== Aim of the task ==
Scan the data below for the string "JSON". Show every line where it turns up.

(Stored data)
╭──

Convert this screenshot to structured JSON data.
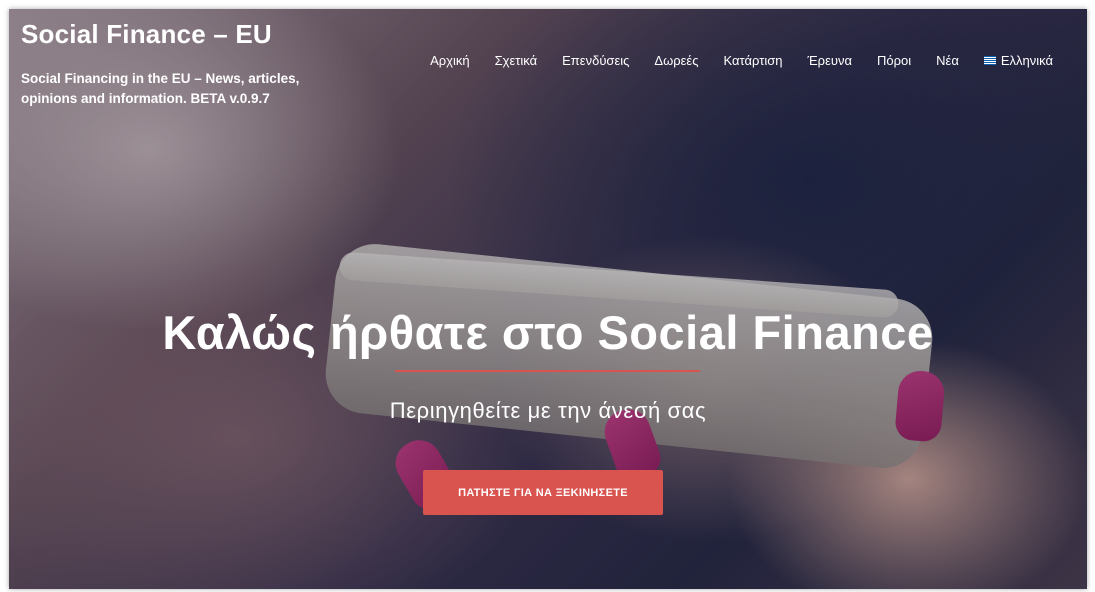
{
  "site": {
    "title": "Social Finance – EU",
    "tagline": "Social Financing in the EU – News, articles, opinions and information. BETA v.0.9.7"
  },
  "nav": {
    "items": [
      {
        "label": "Αρχική"
      },
      {
        "label": "Σχετικά"
      },
      {
        "label": "Επενδύσεις"
      },
      {
        "label": "Δωρεές"
      },
      {
        "label": "Κατάρτιση"
      },
      {
        "label": "Έρευνα"
      },
      {
        "label": "Πόροι"
      },
      {
        "label": "Νέα"
      },
      {
        "label": "Ελληνικά",
        "icon": "greek-flag-icon"
      }
    ]
  },
  "hero": {
    "headline": "Καλώς ήρθατε στο Social Finance",
    "subtitle": "Περιηγηθείτε με την άνεσή σας",
    "cta_label": "ΠΑΤΗΣΤΕ ΓΙΑ ΝΑ ΞΕΚΙΝΗΣΕΤΕ"
  },
  "colors": {
    "accent": "#d9534f",
    "text": "#ffffff"
  }
}
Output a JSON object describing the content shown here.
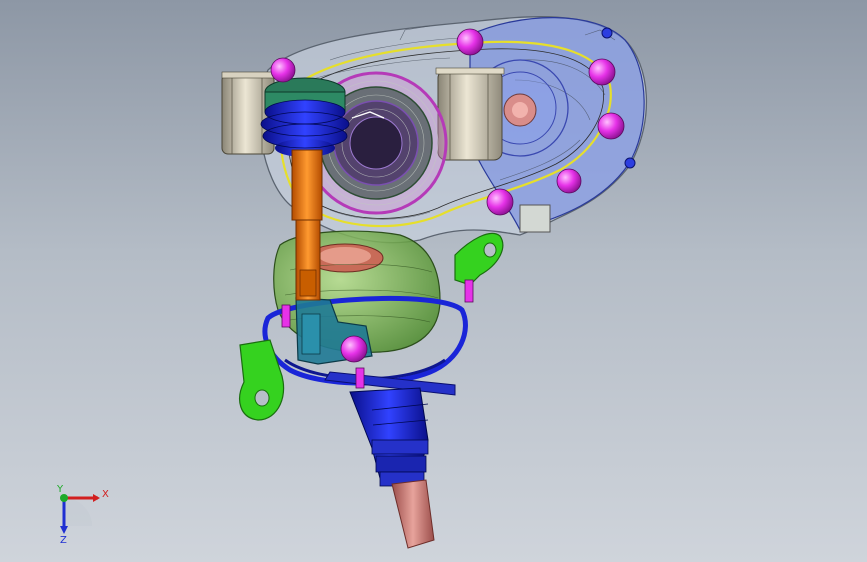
{
  "viewport": {
    "background_top": "#8d97a5",
    "background_bottom": "#cfd4db"
  },
  "triad": {
    "x_label": "X",
    "y_label": "Y",
    "z_label": "Z",
    "x_color": "#d21f1f",
    "y_color": "#1faa2a",
    "z_color": "#1f2fd2"
  },
  "model": {
    "colors": {
      "housing_fill": "#c7cfdd",
      "gear_housing": "#5f78d8",
      "bolts": "#e632e8",
      "orange_shaft": "#f07a10",
      "bellows": "#1a25d8",
      "green_bracket": "#35d21f",
      "motor": "#6fae3a",
      "connector": "#1f7a95",
      "pink_shaft": "#d8857e",
      "bearing": "#c9c2ae"
    }
  }
}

╰──

== Response ==
Convert this screenshot to structured JSON data.
Output a JSON object describing the content shown here.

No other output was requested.